* TASK TO COMPLETE
Produce an exact copy of all the records.

* INFORMATION GIVEN

══════════

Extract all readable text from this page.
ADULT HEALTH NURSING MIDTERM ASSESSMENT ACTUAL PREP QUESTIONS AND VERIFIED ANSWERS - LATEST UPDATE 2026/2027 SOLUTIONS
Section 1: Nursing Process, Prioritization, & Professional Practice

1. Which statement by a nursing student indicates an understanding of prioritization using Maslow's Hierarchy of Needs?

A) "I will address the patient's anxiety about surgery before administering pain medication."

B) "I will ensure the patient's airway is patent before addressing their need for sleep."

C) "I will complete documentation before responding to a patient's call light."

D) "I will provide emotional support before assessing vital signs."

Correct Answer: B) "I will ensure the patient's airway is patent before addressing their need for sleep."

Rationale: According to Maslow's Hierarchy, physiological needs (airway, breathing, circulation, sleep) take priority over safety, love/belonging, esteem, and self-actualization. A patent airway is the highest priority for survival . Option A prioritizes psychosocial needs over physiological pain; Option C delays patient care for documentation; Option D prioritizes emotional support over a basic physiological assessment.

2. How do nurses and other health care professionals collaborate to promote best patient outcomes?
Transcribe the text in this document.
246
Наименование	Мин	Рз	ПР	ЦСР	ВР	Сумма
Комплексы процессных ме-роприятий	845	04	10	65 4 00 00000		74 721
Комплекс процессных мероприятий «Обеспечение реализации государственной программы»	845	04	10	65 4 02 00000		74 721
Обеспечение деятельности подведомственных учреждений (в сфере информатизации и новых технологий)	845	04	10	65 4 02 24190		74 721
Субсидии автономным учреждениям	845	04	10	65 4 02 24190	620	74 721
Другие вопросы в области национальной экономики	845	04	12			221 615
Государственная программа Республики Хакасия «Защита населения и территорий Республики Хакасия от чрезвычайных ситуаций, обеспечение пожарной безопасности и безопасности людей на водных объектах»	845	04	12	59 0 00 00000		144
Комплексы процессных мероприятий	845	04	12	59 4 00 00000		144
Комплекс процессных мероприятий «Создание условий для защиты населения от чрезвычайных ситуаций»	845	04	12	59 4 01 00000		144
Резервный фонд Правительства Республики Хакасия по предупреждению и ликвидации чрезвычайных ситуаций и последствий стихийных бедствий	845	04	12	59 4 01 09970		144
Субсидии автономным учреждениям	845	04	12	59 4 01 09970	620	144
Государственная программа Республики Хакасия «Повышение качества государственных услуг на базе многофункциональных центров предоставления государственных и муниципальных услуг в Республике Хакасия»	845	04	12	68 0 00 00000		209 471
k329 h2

══════════

* FINAL RESULT
Extract all readable text from this page.
ADULT HEALTH NURSING MIDTERM ASSESSMENT ACTUAL PREP QUESTIONS AND VERIFIED ANSWERS - LATEST UPDATE 2026/2027 SOLUTIONS
Section 1: Nursing Process, Prioritization, & Professional Practice

1. Which statement by a nursing student indicates an understanding of prioritization using Maslow's Hierarchy of Needs?

A) "I will address the patient's anxiety about surgery before administering pain medication."

B) "I will ensure the patient's airway is patent before addressing their need for sleep."

C) "I will complete documentation before responding to a patient's call light."

D) "I will provide emotional support before assessing vital signs."

Correct Answer: B) "I will ensure the patient's airway is patent before addressing their need for sleep."

Rationale: According to Maslow's Hierarchy, physiological needs (airway, breathing, circulation, sleep) take priority over safety, love/belonging, esteem, and self-actualization. A patent airway is the highest priority for survival . Option A prioritizes psychosocial needs over physiological pain; Option C delays patient care for documentation; Option D prioritizes emotional support over a basic physiological assessment.

2. How do nurses and other health care professionals collaborate to promote best patient outcomes?
Transcribe the text in this document.
246
Наименование	Мин	Рз	ПР	ЦСР	ВР	Сумма
Комплексы процессных ме-роприятий	845	04	10	65 4 00 00000		74 721
Комплекс процессных мероприятий «Обеспечение реализации государственной программы»	845	04	10	65 4 02 00000		74 721
Обеспечение деятельности подведомственных учреждений (в сфере информатизации и новых технологий)	845	04	10	65 4 02 24190		74 721
Субсидии автономным учреждениям	845	04	10	65 4 02 24190	620	74 721
Другие вопросы в области национальной экономики	845	04	12			221 615
Государственная программа Республики Хакасия «Защита населения и территорий Республики Хакасия от чрезвычайных ситуаций, обеспечение пожарной безопасности и безопасности людей на водных объектах»	845	04	12	59 0 00 00000		144
Комплексы процессных мероприятий	845	04	12	59 4 00 00000		144
Комплекс процессных мероприятий «Создание условий для защиты населения от чрезвычайных ситуаций»	845	04	12	59 4 01 00000		144
Резервный фонд Правительства Республики Хакасия по предупреждению и ликвидации чрезвычайных ситуаций и последствий стихийных бедствий	845	04	12	59 4 01 09970		144
Субсидии автономным учреждениям	845	04	12	59 4 01 09970	620	144
Государственная программа Республики Хакасия «Повышение качества государственных услуг на базе многофункциональных центров предоставления государственных и муниципальных услуг в Республике Хакасия»	845	04	12	68 0 00 00000		209 471
k329 h2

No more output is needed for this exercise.